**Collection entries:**

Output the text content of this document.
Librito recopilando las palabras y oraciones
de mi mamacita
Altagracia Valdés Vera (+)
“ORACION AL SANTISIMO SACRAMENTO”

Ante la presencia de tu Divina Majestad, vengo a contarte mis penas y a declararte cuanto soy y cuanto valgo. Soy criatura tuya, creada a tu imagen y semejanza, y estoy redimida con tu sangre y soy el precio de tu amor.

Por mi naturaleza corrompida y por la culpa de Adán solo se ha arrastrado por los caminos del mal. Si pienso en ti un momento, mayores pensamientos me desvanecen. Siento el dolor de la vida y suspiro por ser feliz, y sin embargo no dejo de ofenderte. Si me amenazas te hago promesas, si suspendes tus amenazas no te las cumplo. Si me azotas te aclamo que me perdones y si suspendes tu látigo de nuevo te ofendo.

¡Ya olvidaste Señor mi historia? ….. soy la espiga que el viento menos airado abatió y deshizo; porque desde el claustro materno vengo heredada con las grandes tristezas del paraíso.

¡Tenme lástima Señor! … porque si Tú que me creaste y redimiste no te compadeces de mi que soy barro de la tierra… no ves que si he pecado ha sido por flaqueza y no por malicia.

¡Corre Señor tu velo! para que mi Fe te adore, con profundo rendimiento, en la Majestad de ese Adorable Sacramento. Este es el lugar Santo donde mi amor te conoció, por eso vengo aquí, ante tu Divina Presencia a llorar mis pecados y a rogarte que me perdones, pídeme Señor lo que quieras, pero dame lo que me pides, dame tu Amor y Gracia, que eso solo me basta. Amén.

**WHAT NEEDS TO BE DONE:** Write the entries again, exactly as they stand.

**THE OUTPUT:**
Output the text content of this document.
Librito recopilando las palabras y oraciones
de mi mamacita
Altagracia Valdés Vera (+)
“ORACION AL SANTISIMO SACRAMENTO”

Ante la presencia de tu Divina Majestad, vengo a contarte mis penas y a declararte cuanto soy y cuanto valgo. Soy criatura tuya, creada a tu imagen y semejanza, y estoy redimida con tu sangre y soy el precio de tu amor.

Por mi naturaleza corrompida y por la culpa de Adán solo se ha arrastrado por los caminos del mal. Si pienso en ti un momento, mayores pensamientos me desvanecen. Siento el dolor de la vida y suspiro por ser feliz, y sin embargo no dejo de ofenderte. Si me amenazas te hago promesas, si suspendes tus amenazas no te las cumplo. Si me azotas te aclamo que me perdones y si suspendes tu látigo de nuevo te ofendo.

¡Ya olvidaste Señor mi historia? ….. soy la espiga que el viento menos airado abatió y deshizo; porque desde el claustro materno vengo heredada con las grandes tristezas del paraíso.

¡Tenme lástima Señor! … porque si Tú que me creaste y redimiste no te compadeces de mi que soy barro de la tierra… no ves que si he pecado ha sido por flaqueza y no por malicia.

¡Corre Señor tu velo! para que mi Fe te adore, con profundo rendimiento, en la Majestad de ese Adorable Sacramento. Este es el lugar Santo donde mi amor te conoció, por eso vengo aquí, ante tu Divina Presencia a llorar mis pecados y a rogarte que me perdones, pídeme Señor lo que quieras, pero dame lo que me pides, dame tu Amor y Gracia, que eso solo me basta. Amén.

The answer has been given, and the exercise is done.